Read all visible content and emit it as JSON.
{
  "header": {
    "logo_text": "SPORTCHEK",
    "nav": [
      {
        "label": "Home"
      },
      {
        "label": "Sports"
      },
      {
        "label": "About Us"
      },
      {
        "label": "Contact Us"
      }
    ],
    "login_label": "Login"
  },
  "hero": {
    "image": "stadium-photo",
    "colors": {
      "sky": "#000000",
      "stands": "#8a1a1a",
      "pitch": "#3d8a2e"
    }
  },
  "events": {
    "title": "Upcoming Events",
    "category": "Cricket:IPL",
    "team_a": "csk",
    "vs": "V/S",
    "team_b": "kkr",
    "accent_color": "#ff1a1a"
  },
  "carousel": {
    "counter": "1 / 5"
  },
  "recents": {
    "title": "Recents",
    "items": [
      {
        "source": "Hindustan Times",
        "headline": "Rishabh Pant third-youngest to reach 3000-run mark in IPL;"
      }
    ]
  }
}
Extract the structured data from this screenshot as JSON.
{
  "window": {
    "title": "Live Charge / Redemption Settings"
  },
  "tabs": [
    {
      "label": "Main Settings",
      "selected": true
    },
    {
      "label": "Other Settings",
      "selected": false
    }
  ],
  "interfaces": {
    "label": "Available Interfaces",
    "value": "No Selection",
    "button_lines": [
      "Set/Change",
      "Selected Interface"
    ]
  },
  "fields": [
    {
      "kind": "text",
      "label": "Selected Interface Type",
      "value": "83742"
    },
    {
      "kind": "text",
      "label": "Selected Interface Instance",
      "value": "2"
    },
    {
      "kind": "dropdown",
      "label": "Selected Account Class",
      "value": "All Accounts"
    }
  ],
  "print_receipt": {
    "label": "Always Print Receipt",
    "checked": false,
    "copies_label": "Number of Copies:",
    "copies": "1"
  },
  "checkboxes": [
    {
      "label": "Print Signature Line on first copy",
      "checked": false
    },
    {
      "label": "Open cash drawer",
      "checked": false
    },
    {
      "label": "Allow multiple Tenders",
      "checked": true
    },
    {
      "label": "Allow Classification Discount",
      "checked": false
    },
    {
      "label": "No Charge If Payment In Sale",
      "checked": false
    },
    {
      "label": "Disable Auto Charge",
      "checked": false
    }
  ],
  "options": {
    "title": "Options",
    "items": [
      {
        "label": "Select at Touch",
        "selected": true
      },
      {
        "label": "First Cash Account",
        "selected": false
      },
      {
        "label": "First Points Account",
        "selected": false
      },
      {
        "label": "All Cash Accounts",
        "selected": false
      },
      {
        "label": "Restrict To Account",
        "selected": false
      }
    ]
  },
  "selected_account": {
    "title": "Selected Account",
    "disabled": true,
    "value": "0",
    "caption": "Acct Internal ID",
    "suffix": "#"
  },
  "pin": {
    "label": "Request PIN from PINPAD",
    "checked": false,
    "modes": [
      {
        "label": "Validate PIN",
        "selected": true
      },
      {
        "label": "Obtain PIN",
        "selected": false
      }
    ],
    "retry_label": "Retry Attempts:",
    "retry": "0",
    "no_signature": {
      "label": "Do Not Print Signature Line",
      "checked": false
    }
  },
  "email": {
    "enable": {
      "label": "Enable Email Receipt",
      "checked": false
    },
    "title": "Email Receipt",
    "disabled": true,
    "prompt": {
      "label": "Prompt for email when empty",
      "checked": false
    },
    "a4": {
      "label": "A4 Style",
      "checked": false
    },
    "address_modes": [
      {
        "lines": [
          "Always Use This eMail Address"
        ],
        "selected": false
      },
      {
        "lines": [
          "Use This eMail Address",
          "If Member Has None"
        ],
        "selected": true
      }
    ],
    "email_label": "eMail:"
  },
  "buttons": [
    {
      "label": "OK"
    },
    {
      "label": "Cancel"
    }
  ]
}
++++++++++++++++++++
> [Task requirements]: The lines to collect are those holding the string "Allow"; copy them all.

> [Answer to the task]:
      "label": "Allow multiple Tenders",
      "label": "Allow Classification Discount",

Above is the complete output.